◆ **Instruction**
Look through the listing for the word "arrows". Copy each line that has it.

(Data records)
----------

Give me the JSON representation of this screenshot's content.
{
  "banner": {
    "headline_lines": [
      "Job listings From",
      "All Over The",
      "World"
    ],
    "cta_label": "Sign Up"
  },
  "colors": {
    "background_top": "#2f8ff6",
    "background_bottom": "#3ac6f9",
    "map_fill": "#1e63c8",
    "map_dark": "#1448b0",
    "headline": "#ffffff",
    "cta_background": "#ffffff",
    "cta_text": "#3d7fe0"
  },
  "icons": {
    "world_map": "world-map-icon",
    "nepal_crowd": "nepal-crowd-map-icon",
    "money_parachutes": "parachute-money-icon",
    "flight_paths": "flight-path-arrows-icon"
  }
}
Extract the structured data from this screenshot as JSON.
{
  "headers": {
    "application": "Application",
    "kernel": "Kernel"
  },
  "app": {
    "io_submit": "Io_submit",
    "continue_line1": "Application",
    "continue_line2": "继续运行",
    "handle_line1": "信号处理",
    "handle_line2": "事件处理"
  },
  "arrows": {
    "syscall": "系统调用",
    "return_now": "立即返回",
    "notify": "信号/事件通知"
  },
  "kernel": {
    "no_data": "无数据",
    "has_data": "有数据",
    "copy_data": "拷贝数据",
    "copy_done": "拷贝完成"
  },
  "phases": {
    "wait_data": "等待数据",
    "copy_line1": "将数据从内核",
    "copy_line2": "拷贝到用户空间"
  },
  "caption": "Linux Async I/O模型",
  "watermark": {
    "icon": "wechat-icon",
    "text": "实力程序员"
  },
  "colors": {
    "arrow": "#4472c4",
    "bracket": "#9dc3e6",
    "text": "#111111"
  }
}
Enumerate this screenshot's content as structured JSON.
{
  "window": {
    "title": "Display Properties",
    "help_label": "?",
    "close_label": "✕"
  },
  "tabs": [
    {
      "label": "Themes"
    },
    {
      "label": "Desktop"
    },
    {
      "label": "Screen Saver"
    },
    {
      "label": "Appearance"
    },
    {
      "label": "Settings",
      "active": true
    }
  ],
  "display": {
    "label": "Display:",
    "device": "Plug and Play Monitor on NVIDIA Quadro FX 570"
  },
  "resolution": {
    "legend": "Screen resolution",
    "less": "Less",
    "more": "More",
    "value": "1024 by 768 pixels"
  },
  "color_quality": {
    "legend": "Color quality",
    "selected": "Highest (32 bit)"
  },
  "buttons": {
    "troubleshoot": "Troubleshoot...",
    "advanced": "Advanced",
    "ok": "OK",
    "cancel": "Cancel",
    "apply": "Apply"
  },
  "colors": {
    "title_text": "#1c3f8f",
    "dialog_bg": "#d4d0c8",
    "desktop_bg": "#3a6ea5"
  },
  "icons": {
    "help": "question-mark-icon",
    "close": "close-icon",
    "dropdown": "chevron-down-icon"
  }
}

----------

◆ **Answer to the exercise**
    "flight_paths": "flight-path-arrows-icon"
  "arrows": {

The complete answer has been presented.